→ EXERCISE TASK
Retype the records that come next, word for word.

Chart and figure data
"""
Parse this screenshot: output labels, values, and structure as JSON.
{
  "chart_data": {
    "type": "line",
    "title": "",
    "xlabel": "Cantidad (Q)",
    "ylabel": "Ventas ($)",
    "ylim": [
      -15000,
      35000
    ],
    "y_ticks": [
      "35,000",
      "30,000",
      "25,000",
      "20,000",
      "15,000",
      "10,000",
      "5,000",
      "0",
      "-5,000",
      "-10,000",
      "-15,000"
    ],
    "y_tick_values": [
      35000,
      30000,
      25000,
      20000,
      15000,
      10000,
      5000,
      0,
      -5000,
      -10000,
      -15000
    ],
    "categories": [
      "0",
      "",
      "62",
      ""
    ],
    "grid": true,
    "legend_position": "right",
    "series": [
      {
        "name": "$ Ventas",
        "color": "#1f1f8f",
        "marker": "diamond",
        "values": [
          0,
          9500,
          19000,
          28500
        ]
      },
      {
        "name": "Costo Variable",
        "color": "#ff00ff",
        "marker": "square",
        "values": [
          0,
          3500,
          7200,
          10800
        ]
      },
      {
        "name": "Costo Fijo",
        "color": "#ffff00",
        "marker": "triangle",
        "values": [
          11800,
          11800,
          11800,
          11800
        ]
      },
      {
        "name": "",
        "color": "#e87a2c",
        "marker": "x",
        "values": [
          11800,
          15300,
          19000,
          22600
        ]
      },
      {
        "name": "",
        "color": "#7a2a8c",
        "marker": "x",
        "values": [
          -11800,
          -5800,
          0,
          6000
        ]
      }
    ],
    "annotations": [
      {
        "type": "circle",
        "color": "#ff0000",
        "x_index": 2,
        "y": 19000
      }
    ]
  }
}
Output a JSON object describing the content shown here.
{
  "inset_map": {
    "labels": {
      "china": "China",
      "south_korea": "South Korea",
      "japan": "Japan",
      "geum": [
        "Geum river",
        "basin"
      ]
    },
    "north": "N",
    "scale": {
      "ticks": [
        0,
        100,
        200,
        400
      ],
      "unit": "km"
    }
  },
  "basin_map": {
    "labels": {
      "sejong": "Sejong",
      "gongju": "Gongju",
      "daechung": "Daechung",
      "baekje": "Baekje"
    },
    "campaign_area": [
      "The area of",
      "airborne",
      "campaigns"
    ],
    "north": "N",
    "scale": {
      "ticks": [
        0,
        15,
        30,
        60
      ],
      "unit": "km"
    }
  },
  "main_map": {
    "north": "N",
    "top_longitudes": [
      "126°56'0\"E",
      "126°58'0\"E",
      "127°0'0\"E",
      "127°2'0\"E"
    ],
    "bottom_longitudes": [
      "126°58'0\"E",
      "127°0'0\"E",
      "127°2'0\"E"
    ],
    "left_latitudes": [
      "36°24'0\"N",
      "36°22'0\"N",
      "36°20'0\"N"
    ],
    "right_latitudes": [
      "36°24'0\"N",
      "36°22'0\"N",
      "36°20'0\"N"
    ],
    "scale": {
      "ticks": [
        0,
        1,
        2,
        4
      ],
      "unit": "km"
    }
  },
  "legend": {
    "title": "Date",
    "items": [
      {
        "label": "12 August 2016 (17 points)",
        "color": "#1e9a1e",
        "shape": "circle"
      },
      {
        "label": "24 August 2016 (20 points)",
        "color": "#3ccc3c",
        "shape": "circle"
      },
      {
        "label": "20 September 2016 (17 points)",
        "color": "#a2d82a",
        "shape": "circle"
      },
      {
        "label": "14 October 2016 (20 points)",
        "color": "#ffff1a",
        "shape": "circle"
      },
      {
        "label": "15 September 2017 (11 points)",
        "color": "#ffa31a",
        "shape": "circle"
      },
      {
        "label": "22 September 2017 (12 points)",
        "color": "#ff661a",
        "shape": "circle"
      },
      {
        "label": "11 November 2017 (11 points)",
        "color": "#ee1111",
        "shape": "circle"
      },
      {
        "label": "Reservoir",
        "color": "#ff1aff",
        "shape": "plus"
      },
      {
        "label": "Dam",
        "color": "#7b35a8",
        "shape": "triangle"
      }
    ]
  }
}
"""
→ PROBLEM SOLUTION
Parse this screenshot: output labels, values, and structure as JSON.
{
  "chart_data": {
    "type": "line",
    "title": "",
    "xlabel": "Cantidad (Q)",
    "ylabel": "Ventas ($)",
    "ylim": [
      -15000,
      35000
    ],
    "y_ticks": [
      "35,000",
      "30,000",
      "25,000",
      "20,000",
      "15,000",
      "10,000",
      "5,000",
      "0",
      "-5,000",
      "-10,000",
      "-15,000"
    ],
    "y_tick_values": [
      35000,
      30000,
      25000,
      20000,
      15000,
      10000,
      5000,
      0,
      -5000,
      -10000,
      -15000
    ],
    "categories": [
      "0",
      "",
      "62",
      ""
    ],
    "grid": true,
    "legend_position": "right",
    "series": [
      {
        "name": "$ Ventas",
        "color": "#1f1f8f",
        "marker": "diamond",
        "values": [
          0,
          9500,
          19000,
          28500
        ]
      },
      {
        "name": "Costo Variable",
        "color": "#ff00ff",
        "marker": "square",
        "values": [
          0,
          3500,
          7200,
          10800
        ]
      },
      {
        "name": "Costo Fijo",
        "color": "#ffff00",
        "marker": "triangle",
        "values": [
          11800,
          11800,
          11800,
          11800
        ]
      },
      {
        "name": "",
        "color": "#e87a2c",
        "marker": "x",
        "values": [
          11800,
          15300,
          19000,
          22600
        ]
      },
      {
        "name": "",
        "color": "#7a2a8c",
        "marker": "x",
        "values": [
          -11800,
          -5800,
          0,
          6000
        ]
      }
    ],
    "annotations": [
      {
        "type": "circle",
        "color": "#ff0000",
        "x_index": 2,
        "y": 19000
      }
    ]
  }
}
Output a JSON object describing the content shown here.
{
  "inset_map": {
    "labels": {
      "china": "China",
      "south_korea": "South Korea",
      "japan": "Japan",
      "geum": [
        "Geum river",
        "basin"
      ]
    },
    "north": "N",
    "scale": {
      "ticks": [
        0,
        100,
        200,
        400
      ],
      "unit": "km"
    }
  },
  "basin_map": {
    "labels": {
      "sejong": "Sejong",
      "gongju": "Gongju",
      "daechung": "Daechung",
      "baekje": "Baekje"
    },
    "campaign_area": [
      "The area of",
      "airborne",
      "campaigns"
    ],
    "north": "N",
    "scale": {
      "ticks": [
        0,
        15,
        30,
        60
      ],
      "unit": "km"
    }
  },
  "main_map": {
    "north": "N",
    "top_longitudes": [
      "126°56'0\"E",
      "126°58'0\"E",
      "127°0'0\"E",
      "127°2'0\"E"
    ],
    "bottom_longitudes": [
      "126°58'0\"E",
      "127°0'0\"E",
      "127°2'0\"E"
    ],
    "left_latitudes": [
      "36°24'0\"N",
      "36°22'0\"N",
      "36°20'0\"N"
    ],
    "right_latitudes": [
      "36°24'0\"N",
      "36°22'0\"N",
      "36°20'0\"N"
    ],
    "scale": {
      "ticks": [
        0,
        1,
        2,
        4
      ],
      "unit": "km"
    }
  },
  "legend": {
    "title": "Date",
    "items": [
      {
        "label": "12 August 2016 (17 points)",
        "color": "#1e9a1e",
        "shape": "circle"
      },
      {
        "label": "24 August 2016 (20 points)",
        "color": "#3ccc3c",
        "shape": "circle"
      },
      {
        "label": "20 September 2016 (17 points)",
        "color": "#a2d82a",
        "shape": "circle"
      },
      {
        "label": "14 October 2016 (20 points)",
        "color": "#ffff1a",
        "shape": "circle"
      },
      {
        "label": "15 September 2017 (11 points)",
        "color": "#ffa31a",
        "shape": "circle"
      },
      {
        "label": "22 September 2017 (12 points)",
        "color": "#ff661a",
        "shape": "circle"
      },
      {
        "label": "11 November 2017 (11 points)",
        "color": "#ee1111",
        "shape": "circle"
      },
      {
        "label": "Reservoir",
        "color": "#ff1aff",
        "shape": "plus"
      },
      {
        "label": "Dam",
        "color": "#7b35a8",
        "shape": "triangle"
      }
    ]
  }
}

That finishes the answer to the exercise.